_Exercise description_:
Show every line containing "marker" by copying it.

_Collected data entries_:
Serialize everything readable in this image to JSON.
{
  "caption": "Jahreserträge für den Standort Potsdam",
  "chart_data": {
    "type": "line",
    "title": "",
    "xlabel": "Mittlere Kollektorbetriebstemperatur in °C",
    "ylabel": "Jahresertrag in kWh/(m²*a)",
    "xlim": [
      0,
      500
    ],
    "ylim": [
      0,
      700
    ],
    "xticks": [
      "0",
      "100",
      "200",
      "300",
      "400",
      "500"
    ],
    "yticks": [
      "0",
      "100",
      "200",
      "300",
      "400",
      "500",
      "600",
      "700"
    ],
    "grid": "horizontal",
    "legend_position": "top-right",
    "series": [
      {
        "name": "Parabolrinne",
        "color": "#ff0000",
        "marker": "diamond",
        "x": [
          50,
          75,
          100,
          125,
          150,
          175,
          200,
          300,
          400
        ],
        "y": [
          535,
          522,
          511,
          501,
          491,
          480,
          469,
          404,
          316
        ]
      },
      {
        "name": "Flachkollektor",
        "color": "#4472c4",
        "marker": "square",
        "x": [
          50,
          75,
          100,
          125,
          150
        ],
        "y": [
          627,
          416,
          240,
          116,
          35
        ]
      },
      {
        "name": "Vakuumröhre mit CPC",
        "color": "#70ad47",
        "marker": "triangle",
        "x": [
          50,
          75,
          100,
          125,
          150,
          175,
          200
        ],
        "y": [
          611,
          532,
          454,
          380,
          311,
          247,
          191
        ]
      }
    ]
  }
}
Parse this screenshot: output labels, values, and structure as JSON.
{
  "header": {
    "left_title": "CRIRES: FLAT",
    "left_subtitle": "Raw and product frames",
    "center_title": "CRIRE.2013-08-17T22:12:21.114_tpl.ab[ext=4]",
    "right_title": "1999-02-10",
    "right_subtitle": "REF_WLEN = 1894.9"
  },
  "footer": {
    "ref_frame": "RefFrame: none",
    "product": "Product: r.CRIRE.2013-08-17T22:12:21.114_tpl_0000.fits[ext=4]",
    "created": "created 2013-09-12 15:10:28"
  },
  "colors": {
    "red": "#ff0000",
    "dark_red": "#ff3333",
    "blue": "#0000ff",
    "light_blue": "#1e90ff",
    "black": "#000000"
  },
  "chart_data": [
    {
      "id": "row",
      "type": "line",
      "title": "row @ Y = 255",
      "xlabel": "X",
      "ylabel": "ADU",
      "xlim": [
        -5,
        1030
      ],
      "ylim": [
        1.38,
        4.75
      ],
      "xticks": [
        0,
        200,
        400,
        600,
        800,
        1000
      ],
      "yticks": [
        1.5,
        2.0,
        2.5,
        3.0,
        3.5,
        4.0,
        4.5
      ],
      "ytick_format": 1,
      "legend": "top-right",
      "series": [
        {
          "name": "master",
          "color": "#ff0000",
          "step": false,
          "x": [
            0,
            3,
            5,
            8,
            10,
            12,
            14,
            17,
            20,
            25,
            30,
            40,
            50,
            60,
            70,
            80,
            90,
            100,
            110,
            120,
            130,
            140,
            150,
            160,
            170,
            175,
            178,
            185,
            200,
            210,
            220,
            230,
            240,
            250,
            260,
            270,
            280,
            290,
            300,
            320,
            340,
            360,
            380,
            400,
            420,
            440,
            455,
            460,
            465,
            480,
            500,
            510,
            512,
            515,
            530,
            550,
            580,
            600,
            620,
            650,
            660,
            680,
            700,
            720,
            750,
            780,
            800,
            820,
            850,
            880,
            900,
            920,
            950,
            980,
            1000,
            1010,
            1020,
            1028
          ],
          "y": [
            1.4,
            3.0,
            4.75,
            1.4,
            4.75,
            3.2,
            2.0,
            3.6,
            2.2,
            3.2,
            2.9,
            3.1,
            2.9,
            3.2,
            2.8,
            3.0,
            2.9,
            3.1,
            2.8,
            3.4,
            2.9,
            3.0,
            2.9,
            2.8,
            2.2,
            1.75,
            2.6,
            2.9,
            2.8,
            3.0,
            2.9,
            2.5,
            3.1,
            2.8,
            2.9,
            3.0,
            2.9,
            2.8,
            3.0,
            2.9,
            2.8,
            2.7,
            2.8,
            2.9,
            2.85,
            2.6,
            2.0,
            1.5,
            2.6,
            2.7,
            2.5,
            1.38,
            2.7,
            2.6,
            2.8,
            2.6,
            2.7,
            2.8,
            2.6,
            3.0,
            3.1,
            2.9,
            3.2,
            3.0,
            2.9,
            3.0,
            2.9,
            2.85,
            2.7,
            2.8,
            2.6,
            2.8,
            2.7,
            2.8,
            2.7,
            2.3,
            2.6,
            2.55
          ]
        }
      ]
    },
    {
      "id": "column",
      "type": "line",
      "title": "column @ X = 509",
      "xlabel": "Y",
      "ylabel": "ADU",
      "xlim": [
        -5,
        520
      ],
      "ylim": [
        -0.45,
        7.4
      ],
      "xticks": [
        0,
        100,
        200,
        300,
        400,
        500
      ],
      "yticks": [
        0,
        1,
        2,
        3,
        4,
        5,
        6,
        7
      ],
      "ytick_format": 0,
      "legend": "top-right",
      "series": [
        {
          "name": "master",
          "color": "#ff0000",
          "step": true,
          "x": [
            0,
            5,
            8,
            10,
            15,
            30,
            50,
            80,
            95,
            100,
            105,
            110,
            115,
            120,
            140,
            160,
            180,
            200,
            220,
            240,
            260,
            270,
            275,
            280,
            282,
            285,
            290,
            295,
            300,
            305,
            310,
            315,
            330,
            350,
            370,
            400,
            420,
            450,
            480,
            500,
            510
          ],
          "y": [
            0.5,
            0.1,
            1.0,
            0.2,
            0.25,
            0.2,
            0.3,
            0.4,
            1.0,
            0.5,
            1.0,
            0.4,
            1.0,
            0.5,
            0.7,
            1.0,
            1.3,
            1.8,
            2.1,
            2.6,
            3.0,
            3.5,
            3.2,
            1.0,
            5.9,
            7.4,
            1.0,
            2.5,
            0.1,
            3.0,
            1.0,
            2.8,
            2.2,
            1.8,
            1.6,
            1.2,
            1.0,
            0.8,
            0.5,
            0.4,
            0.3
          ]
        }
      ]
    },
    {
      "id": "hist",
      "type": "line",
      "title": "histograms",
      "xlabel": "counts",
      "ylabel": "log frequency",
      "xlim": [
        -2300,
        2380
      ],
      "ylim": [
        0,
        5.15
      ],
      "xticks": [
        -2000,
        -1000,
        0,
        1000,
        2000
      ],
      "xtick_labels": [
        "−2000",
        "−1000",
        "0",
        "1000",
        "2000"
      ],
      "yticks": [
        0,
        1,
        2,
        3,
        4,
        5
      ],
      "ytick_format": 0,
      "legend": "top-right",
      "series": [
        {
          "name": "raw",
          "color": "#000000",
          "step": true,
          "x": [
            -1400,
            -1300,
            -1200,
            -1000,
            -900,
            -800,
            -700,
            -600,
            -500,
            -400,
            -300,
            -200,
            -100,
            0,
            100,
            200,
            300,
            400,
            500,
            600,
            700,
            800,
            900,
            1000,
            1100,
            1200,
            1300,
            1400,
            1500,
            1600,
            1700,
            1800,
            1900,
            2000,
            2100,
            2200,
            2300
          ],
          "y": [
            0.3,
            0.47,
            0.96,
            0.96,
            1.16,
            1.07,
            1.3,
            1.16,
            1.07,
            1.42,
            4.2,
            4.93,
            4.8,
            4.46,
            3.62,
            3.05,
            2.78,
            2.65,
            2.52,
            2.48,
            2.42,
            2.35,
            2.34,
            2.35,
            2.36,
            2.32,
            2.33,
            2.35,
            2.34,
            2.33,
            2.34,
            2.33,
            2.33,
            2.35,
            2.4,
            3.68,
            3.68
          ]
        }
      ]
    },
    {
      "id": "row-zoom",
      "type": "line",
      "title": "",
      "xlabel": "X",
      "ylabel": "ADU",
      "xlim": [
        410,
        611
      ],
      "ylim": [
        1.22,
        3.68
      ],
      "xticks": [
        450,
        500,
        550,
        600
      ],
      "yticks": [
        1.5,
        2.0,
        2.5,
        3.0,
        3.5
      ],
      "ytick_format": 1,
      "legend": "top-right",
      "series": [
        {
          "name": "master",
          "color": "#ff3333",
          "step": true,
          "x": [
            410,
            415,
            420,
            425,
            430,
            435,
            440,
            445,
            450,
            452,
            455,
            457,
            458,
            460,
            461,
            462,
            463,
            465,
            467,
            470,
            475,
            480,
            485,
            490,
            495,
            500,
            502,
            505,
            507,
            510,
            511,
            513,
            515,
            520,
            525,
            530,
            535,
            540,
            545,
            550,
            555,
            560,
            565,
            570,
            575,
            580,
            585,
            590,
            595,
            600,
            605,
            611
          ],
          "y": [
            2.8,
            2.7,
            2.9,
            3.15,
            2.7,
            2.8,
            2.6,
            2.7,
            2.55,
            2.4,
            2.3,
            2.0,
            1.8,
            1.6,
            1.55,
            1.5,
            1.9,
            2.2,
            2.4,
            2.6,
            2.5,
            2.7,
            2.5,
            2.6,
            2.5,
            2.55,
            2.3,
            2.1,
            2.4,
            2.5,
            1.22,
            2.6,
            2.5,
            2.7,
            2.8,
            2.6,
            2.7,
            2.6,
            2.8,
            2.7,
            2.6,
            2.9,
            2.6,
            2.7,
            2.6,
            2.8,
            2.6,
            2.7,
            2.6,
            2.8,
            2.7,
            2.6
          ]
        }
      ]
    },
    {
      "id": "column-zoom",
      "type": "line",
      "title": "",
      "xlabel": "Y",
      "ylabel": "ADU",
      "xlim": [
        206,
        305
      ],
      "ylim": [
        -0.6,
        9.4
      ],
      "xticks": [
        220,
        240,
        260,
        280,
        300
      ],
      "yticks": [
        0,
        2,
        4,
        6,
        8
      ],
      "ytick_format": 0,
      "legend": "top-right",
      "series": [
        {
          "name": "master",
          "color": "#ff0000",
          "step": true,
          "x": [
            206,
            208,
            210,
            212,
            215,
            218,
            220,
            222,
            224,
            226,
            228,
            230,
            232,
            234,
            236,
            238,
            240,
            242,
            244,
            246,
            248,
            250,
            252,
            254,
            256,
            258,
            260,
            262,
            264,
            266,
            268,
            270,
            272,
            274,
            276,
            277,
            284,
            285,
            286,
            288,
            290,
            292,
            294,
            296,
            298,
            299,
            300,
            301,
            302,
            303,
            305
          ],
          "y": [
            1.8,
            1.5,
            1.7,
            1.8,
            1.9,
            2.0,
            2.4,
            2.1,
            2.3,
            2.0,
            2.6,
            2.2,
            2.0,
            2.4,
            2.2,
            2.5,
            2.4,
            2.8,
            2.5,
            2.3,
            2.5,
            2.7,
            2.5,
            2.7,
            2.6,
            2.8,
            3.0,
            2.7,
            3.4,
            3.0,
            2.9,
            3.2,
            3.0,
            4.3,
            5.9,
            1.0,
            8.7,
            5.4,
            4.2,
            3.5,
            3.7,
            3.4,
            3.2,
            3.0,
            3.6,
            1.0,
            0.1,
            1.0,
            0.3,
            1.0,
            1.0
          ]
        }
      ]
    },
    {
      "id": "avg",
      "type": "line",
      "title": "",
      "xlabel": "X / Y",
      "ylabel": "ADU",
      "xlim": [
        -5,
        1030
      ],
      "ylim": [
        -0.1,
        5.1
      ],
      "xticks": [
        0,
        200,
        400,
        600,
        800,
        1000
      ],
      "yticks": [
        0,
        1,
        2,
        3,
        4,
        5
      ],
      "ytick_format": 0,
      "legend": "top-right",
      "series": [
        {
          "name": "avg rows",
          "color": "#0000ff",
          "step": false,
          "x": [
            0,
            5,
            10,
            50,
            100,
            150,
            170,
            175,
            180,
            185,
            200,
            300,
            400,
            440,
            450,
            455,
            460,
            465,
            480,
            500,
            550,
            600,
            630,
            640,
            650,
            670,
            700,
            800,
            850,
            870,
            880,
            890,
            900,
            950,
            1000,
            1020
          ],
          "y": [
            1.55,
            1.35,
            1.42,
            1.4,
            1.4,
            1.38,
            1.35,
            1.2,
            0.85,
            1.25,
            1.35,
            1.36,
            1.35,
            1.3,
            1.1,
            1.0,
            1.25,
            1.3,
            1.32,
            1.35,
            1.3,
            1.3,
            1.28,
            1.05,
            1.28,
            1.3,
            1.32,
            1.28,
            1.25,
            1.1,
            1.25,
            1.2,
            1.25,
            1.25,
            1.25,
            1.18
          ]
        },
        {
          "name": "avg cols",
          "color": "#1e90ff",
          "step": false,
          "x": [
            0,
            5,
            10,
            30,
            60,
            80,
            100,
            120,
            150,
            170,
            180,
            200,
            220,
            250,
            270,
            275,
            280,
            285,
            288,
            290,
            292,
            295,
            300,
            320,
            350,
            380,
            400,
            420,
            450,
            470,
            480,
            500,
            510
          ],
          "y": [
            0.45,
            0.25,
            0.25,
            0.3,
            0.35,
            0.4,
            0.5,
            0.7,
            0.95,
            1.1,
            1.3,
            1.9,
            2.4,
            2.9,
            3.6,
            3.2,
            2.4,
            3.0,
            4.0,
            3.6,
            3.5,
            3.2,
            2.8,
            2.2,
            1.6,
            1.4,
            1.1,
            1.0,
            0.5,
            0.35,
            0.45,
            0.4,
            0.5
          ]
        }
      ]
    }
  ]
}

_The answer_:
        "marker": "diamond",
        "marker": "square",
        "marker": "triangle",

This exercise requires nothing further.